Collected data entries
** START **

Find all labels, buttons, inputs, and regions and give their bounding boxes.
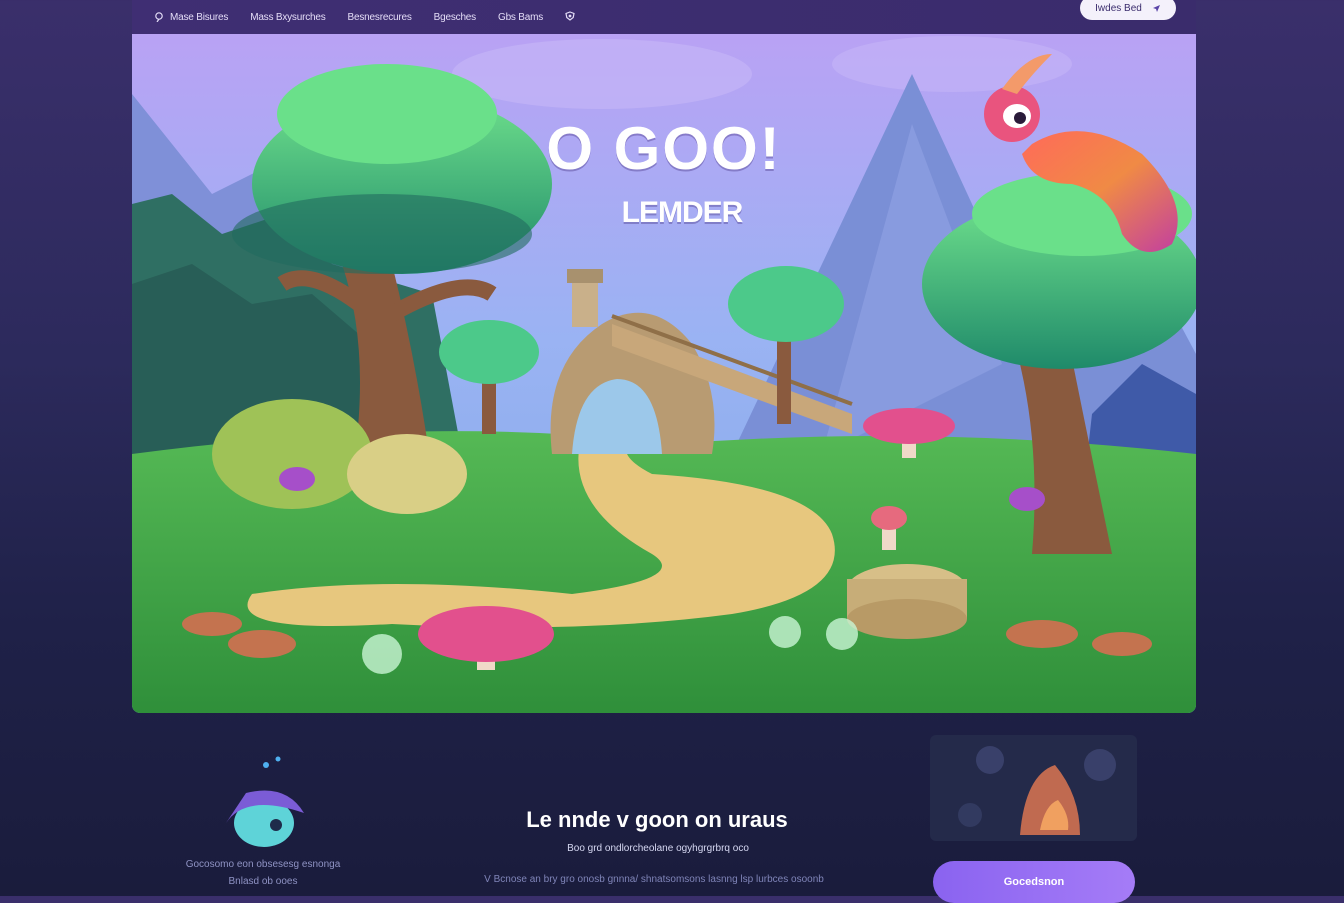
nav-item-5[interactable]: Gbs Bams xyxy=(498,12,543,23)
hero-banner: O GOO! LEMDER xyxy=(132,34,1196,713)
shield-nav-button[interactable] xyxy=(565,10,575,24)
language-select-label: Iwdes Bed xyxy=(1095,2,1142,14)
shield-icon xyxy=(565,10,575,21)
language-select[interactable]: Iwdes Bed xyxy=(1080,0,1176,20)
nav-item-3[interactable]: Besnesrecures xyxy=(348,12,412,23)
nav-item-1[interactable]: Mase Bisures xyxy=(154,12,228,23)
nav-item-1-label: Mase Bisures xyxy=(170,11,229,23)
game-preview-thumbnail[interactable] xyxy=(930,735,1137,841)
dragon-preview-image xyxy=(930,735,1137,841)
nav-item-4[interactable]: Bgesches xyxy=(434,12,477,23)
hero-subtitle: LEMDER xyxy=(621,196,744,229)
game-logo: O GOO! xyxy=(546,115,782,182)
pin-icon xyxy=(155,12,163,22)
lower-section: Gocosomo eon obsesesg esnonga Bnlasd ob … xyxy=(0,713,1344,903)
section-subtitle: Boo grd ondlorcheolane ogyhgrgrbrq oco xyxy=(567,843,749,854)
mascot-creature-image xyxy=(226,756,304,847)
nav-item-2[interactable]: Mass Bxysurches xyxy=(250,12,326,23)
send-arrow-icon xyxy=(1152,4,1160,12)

** END **

(What you have to do) Print every line of the records above word for word, but leave the picture out.

(Exercise solution)
Find all labels, buttons, inputs, and regions and give their bounding boxes.
nav-item-5[interactable]: Gbs Bams xyxy=(498,12,543,23)
hero-banner: O GOO! LEMDER xyxy=(132,34,1196,713)
shield-nav-button[interactable] xyxy=(565,10,575,24)
language-select-label: Iwdes Bed xyxy=(1095,2,1142,14)
shield-icon xyxy=(565,10,575,21)
language-select[interactable]: Iwdes Bed xyxy=(1080,0,1176,20)
nav-item-3[interactable]: Besnesrecures xyxy=(348,12,412,23)
nav-item-1[interactable]: Mase Bisures xyxy=(154,12,228,23)
nav-item-1-label: Mase Bisures xyxy=(170,11,229,23)
game-preview-thumbnail[interactable] xyxy=(930,735,1137,841)
dragon-preview-image xyxy=(930,735,1137,841)
nav-item-4[interactable]: Bgesches xyxy=(434,12,477,23)
hero-subtitle: LEMDER xyxy=(621,196,744,229)
game-logo: O GOO! xyxy=(546,115,782,182)
pin-icon xyxy=(155,12,163,22)
lower-section: Gocosomo eon obsesesg esnonga Bnlasd ob … xyxy=(0,713,1344,903)
section-subtitle: Boo grd ondlorcheolane ogyhgrgrbrq oco xyxy=(567,843,749,854)
mascot-creature-image xyxy=(226,756,304,847)
nav-item-2[interactable]: Mass Bxysurches xyxy=(250,12,326,23)
send-arrow-icon xyxy=(1152,4,1160,12)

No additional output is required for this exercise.